### AIM OF THE EXERCISE:
I'd like the entries repeated exactly, without their pictures.
--- START ---
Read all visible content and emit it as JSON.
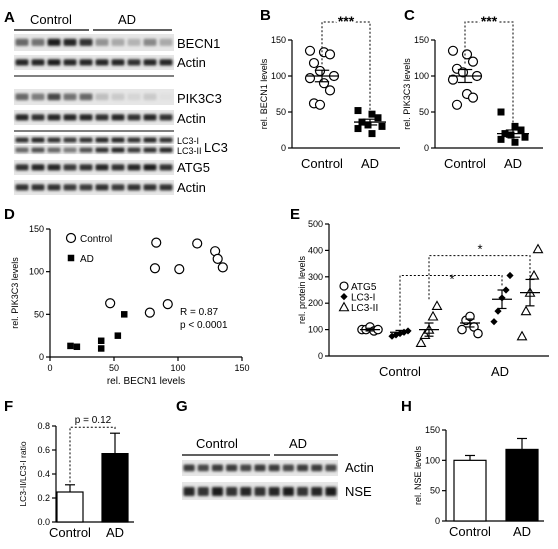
{
  "panels": {
    "A": "A",
    "B": "B",
    "C": "C",
    "D": "D",
    "E": "E",
    "F": "F",
    "G": "G",
    "H": "H"
  },
  "blot_A": {
    "groups": [
      "Control",
      "AD"
    ],
    "rows": [
      "BECN1",
      "Actin",
      "PIK3C3",
      "Actin",
      "LC3-I",
      "LC3-II",
      "LC3",
      "ATG5",
      "Actin"
    ]
  },
  "blot_G": {
    "groups": [
      "Control",
      "AD"
    ],
    "rows": [
      "Actin",
      "NSE"
    ]
  },
  "chart_data": [
    {
      "panel": "B",
      "type": "scatter",
      "ylabel": "rel. BECN1 levels",
      "categories": [
        "Control",
        "AD"
      ],
      "ylim": [
        0,
        150
      ],
      "yticks": [
        0,
        50,
        100,
        150
      ],
      "series": [
        {
          "values": [
            135,
            133,
            130,
            118,
            107,
            100,
            97,
            90,
            80,
            62,
            60
          ]
        },
        {
          "values": [
            52,
            47,
            42,
            36,
            32,
            30,
            27,
            20
          ]
        }
      ],
      "means": [
        100,
        36
      ],
      "sems": [
        8,
        4
      ],
      "significance": "***"
    },
    {
      "panel": "C",
      "type": "scatter",
      "ylabel": "rel. PIK3C3 levels",
      "categories": [
        "Control",
        "AD"
      ],
      "ylim": [
        0,
        150
      ],
      "yticks": [
        0,
        50,
        100,
        150
      ],
      "series": [
        {
          "values": [
            135,
            130,
            120,
            110,
            105,
            100,
            95,
            75,
            70,
            60
          ]
        },
        {
          "values": [
            50,
            30,
            25,
            20,
            18,
            15,
            12,
            8
          ]
        }
      ],
      "means": [
        100,
        20
      ],
      "sems": [
        9,
        5
      ],
      "significance": "***"
    },
    {
      "panel": "D",
      "type": "scatter",
      "xlabel": "rel. BECN1 levels",
      "ylabel": "rel. PIK3C3 levels",
      "xlim": [
        0,
        150
      ],
      "ylim": [
        0,
        150
      ],
      "xticks": [
        0,
        50,
        100,
        150
      ],
      "yticks": [
        0,
        50,
        100,
        150
      ],
      "series": [
        {
          "name": "Control",
          "points": [
            [
              47,
              63
            ],
            [
              78,
              52
            ],
            [
              82,
              104
            ],
            [
              83,
              134
            ],
            [
              92,
              62
            ],
            [
              101,
              103
            ],
            [
              115,
              133
            ],
            [
              129,
              124
            ],
            [
              131,
              115
            ],
            [
              135,
              105
            ]
          ]
        },
        {
          "name": "AD",
          "points": [
            [
              16,
              13
            ],
            [
              21,
              12
            ],
            [
              40,
              19
            ],
            [
              40,
              10
            ],
            [
              53,
              25
            ],
            [
              58,
              50
            ]
          ]
        }
      ],
      "annotations": [
        "R = 0.87",
        "p < 0.0001"
      ]
    },
    {
      "panel": "E",
      "type": "scatter",
      "ylabel": "rel. protein levels",
      "categories": [
        "Control",
        "AD"
      ],
      "ylim": [
        0,
        500
      ],
      "yticks": [
        0,
        100,
        200,
        300,
        400,
        500
      ],
      "series": [
        {
          "name": "ATG5",
          "control": [
            100,
            100,
            110,
            95,
            100
          ],
          "ad": [
            100,
            135,
            150,
            110,
            85
          ],
          "means": [
            100,
            125
          ],
          "sems": [
            5,
            15
          ]
        },
        {
          "name": "LC3-I",
          "control": [
            75,
            80,
            85,
            90,
            95
          ],
          "ad": [
            130,
            170,
            220,
            250,
            305
          ],
          "means": [
            90,
            215
          ],
          "sems": [
            7,
            35
          ]
        },
        {
          "name": "LC3-II",
          "control": [
            50,
            80,
            100,
            150,
            190
          ],
          "ad": [
            75,
            170,
            240,
            305,
            405
          ],
          "means": [
            100,
            240
          ],
          "sems": [
            25,
            50
          ]
        }
      ],
      "significance": [
        "*",
        "*"
      ]
    },
    {
      "panel": "F",
      "type": "bar",
      "ylabel": "LC3-II/LC3-I ratio",
      "categories": [
        "Control",
        "AD"
      ],
      "values": [
        0.25,
        0.57
      ],
      "errors": [
        0.06,
        0.17
      ],
      "ylim": [
        0,
        0.8
      ],
      "yticks": [
        0.0,
        0.2,
        0.4,
        0.6,
        0.8
      ],
      "annotation": "p = 0.12",
      "bar_colors": [
        "#ffffff",
        "#000000"
      ]
    },
    {
      "panel": "H",
      "type": "bar",
      "ylabel": "rel. NSE levels",
      "categories": [
        "Control",
        "AD"
      ],
      "values": [
        100,
        118
      ],
      "errors": [
        8,
        18
      ],
      "ylim": [
        0,
        150
      ],
      "yticks": [
        0,
        50,
        100,
        150
      ],
      "bar_colors": [
        "#ffffff",
        "#000000"
      ]
    }
  ]
}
--- END ---
### FINISHED TASK:
Read all visible content and emit it as JSON.
{
  "panels": {
    "A": "A",
    "B": "B",
    "C": "C",
    "D": "D",
    "E": "E",
    "F": "F",
    "G": "G",
    "H": "H"
  },
  "blot_A": {
    "groups": [
      "Control",
      "AD"
    ],
    "rows": [
      "BECN1",
      "Actin",
      "PIK3C3",
      "Actin",
      "LC3-I",
      "LC3-II",
      "LC3",
      "ATG5",
      "Actin"
    ]
  },
  "blot_G": {
    "groups": [
      "Control",
      "AD"
    ],
    "rows": [
      "Actin",
      "NSE"
    ]
  },
  "chart_data": [
    {
      "panel": "B",
      "type": "scatter",
      "ylabel": "rel. BECN1 levels",
      "categories": [
        "Control",
        "AD"
      ],
      "ylim": [
        0,
        150
      ],
      "yticks": [
        0,
        50,
        100,
        150
      ],
      "series": [
        {
          "values": [
            135,
            133,
            130,
            118,
            107,
            100,
            97,
            90,
            80,
            62,
            60
          ]
        },
        {
          "values": [
            52,
            47,
            42,
            36,
            32,
            30,
            27,
            20
          ]
        }
      ],
      "means": [
        100,
        36
      ],
      "sems": [
        8,
        4
      ],
      "significance": "***"
    },
    {
      "panel": "C",
      "type": "scatter",
      "ylabel": "rel. PIK3C3 levels",
      "categories": [
        "Control",
        "AD"
      ],
      "ylim": [
        0,
        150
      ],
      "yticks": [
        0,
        50,
        100,
        150
      ],
      "series": [
        {
          "values": [
            135,
            130,
            120,
            110,
            105,
            100,
            95,
            75,
            70,
            60
          ]
        },
        {
          "values": [
            50,
            30,
            25,
            20,
            18,
            15,
            12,
            8
          ]
        }
      ],
      "means": [
        100,
        20
      ],
      "sems": [
        9,
        5
      ],
      "significance": "***"
    },
    {
      "panel": "D",
      "type": "scatter",
      "xlabel": "rel. BECN1 levels",
      "ylabel": "rel. PIK3C3 levels",
      "xlim": [
        0,
        150
      ],
      "ylim": [
        0,
        150
      ],
      "xticks": [
        0,
        50,
        100,
        150
      ],
      "yticks": [
        0,
        50,
        100,
        150
      ],
      "series": [
        {
          "name": "Control",
          "points": [
            [
              47,
              63
            ],
            [
              78,
              52
            ],
            [
              82,
              104
            ],
            [
              83,
              134
            ],
            [
              92,
              62
            ],
            [
              101,
              103
            ],
            [
              115,
              133
            ],
            [
              129,
              124
            ],
            [
              131,
              115
            ],
            [
              135,
              105
            ]
          ]
        },
        {
          "name": "AD",
          "points": [
            [
              16,
              13
            ],
            [
              21,
              12
            ],
            [
              40,
              19
            ],
            [
              40,
              10
            ],
            [
              53,
              25
            ],
            [
              58,
              50
            ]
          ]
        }
      ],
      "annotations": [
        "R = 0.87",
        "p < 0.0001"
      ]
    },
    {
      "panel": "E",
      "type": "scatter",
      "ylabel": "rel. protein levels",
      "categories": [
        "Control",
        "AD"
      ],
      "ylim": [
        0,
        500
      ],
      "yticks": [
        0,
        100,
        200,
        300,
        400,
        500
      ],
      "series": [
        {
          "name": "ATG5",
          "control": [
            100,
            100,
            110,
            95,
            100
          ],
          "ad": [
            100,
            135,
            150,
            110,
            85
          ],
          "means": [
            100,
            125
          ],
          "sems": [
            5,
            15
          ]
        },
        {
          "name": "LC3-I",
          "control": [
            75,
            80,
            85,
            90,
            95
          ],
          "ad": [
            130,
            170,
            220,
            250,
            305
          ],
          "means": [
            90,
            215
          ],
          "sems": [
            7,
            35
          ]
        },
        {
          "name": "LC3-II",
          "control": [
            50,
            80,
            100,
            150,
            190
          ],
          "ad": [
            75,
            170,
            240,
            305,
            405
          ],
          "means": [
            100,
            240
          ],
          "sems": [
            25,
            50
          ]
        }
      ],
      "significance": [
        "*",
        "*"
      ]
    },
    {
      "panel": "F",
      "type": "bar",
      "ylabel": "LC3-II/LC3-I ratio",
      "categories": [
        "Control",
        "AD"
      ],
      "values": [
        0.25,
        0.57
      ],
      "errors": [
        0.06,
        0.17
      ],
      "ylim": [
        0,
        0.8
      ],
      "yticks": [
        0.0,
        0.2,
        0.4,
        0.6,
        0.8
      ],
      "annotation": "p = 0.12",
      "bar_colors": [
        "#ffffff",
        "#000000"
      ]
    },
    {
      "panel": "H",
      "type": "bar",
      "ylabel": "rel. NSE levels",
      "categories": [
        "Control",
        "AD"
      ],
      "values": [
        100,
        118
      ],
      "errors": [
        8,
        18
      ],
      "ylim": [
        0,
        150
      ],
      "yticks": [
        0,
        50,
        100,
        150
      ],
      "bar_colors": [
        "#ffffff",
        "#000000"
      ]
    }
  ]
}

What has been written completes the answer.